--- BEGIN Exercise input ---

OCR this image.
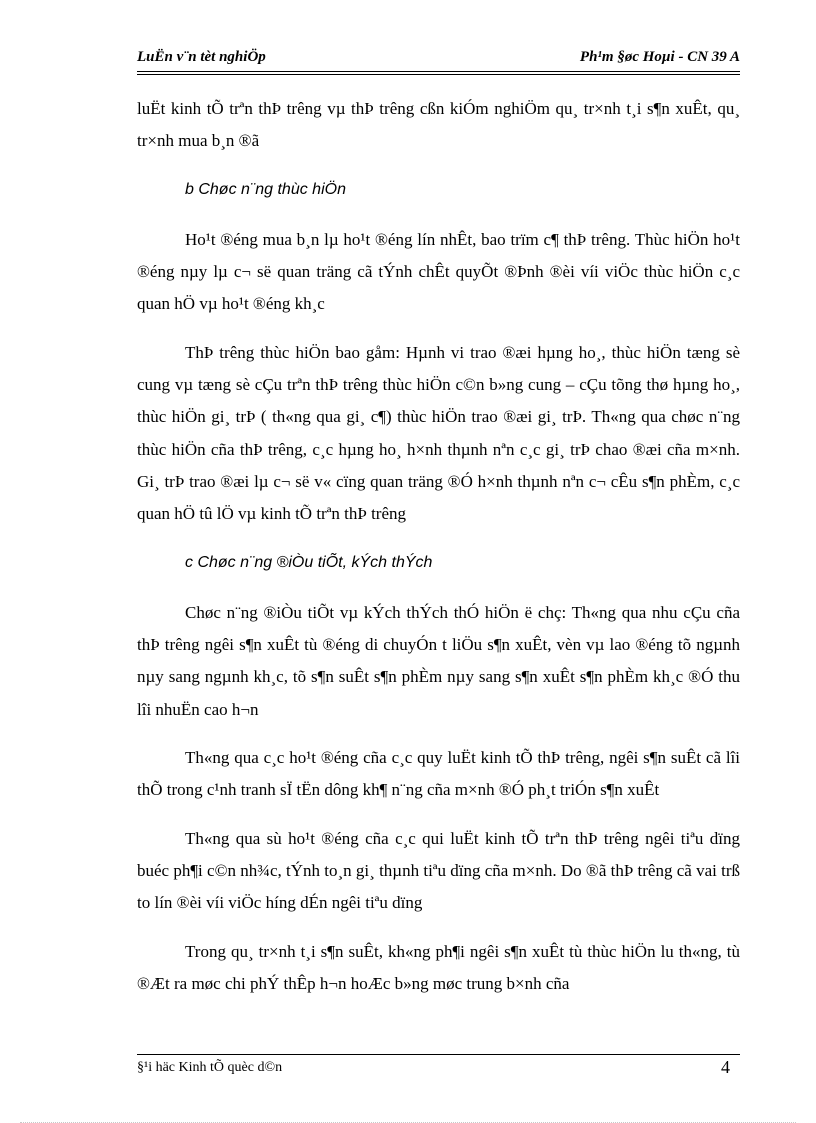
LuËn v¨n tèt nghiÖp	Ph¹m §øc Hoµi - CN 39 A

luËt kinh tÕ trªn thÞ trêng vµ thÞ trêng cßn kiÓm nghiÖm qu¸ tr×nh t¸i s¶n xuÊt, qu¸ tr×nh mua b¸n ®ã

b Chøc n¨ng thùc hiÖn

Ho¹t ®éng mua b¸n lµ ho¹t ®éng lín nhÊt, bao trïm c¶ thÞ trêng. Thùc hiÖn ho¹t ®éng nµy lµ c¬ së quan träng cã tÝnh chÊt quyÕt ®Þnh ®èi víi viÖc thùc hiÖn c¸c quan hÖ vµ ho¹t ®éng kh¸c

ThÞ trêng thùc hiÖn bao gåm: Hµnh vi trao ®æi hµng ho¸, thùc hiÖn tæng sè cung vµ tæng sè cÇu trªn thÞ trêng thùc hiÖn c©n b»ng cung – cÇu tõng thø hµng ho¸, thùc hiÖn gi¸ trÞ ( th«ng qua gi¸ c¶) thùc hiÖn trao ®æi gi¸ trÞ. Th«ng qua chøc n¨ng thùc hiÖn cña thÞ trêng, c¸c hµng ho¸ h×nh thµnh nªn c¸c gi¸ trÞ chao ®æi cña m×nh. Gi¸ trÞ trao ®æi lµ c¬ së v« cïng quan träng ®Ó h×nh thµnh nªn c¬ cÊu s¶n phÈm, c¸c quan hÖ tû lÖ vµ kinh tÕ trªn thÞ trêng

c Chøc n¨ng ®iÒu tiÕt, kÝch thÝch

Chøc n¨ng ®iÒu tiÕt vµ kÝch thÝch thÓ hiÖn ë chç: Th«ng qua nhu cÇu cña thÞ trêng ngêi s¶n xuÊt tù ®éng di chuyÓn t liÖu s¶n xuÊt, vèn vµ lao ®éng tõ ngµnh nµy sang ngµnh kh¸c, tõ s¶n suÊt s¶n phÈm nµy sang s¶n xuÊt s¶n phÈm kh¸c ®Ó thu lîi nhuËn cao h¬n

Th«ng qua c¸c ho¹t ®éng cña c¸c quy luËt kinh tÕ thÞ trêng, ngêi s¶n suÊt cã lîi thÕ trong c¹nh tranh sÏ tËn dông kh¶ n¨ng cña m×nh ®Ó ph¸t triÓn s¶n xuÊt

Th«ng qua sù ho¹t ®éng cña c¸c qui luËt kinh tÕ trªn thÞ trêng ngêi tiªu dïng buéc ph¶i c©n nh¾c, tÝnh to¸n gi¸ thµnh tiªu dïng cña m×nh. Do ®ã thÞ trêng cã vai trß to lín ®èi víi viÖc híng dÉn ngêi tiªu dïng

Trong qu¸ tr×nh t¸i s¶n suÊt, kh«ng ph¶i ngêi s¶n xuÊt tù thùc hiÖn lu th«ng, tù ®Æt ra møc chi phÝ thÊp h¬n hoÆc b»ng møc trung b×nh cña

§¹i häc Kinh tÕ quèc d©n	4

--- END Exercise input ---
--- BEGIN Exercise input ---

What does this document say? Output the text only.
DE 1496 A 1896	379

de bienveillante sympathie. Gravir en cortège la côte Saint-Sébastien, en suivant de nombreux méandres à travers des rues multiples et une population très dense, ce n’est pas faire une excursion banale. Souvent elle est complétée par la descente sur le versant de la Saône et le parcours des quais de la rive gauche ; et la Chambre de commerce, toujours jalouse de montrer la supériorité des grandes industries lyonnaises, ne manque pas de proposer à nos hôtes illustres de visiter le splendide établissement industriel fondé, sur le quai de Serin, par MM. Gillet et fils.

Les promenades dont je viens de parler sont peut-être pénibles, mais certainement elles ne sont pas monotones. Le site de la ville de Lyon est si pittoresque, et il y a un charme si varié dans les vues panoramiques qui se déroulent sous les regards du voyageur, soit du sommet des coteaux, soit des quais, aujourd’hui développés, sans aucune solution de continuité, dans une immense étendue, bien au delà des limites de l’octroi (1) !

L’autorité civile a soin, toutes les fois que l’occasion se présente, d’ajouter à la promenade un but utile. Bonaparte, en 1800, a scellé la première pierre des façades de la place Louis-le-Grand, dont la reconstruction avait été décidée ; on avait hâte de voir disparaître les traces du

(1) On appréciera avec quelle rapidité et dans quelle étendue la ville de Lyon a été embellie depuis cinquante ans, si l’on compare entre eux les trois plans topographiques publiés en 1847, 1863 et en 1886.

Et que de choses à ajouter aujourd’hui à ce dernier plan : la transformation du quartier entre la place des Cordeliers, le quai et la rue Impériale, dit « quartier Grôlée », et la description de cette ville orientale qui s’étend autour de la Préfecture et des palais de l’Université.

--- END Exercise input ---

» Problem statement: Find and copy every line in the entries above where the string "tiÕt" occurs.

» Output for this exercise:
c Chøc n¨ng ®iÒu tiÕt, kÝch thÝch
Chøc n¨ng ®iÒu tiÕt vµ kÝch thÝch thÓ hiÖn ë chç: Th«ng qua nhu cÇu cña thÞ trêng ngêi s¶n xuÊt tù ®éng di chuyÓn t liÖu s¶n xuÊt, vèn vµ lao ®éng tõ ngµnh nµy sang ngµnh kh¸c, tõ s¶n suÊt s¶n phÈm nµy sang s¶n xuÊt s¶n phÈm kh¸c ®Ó thu lîi nhuËn cao h¬n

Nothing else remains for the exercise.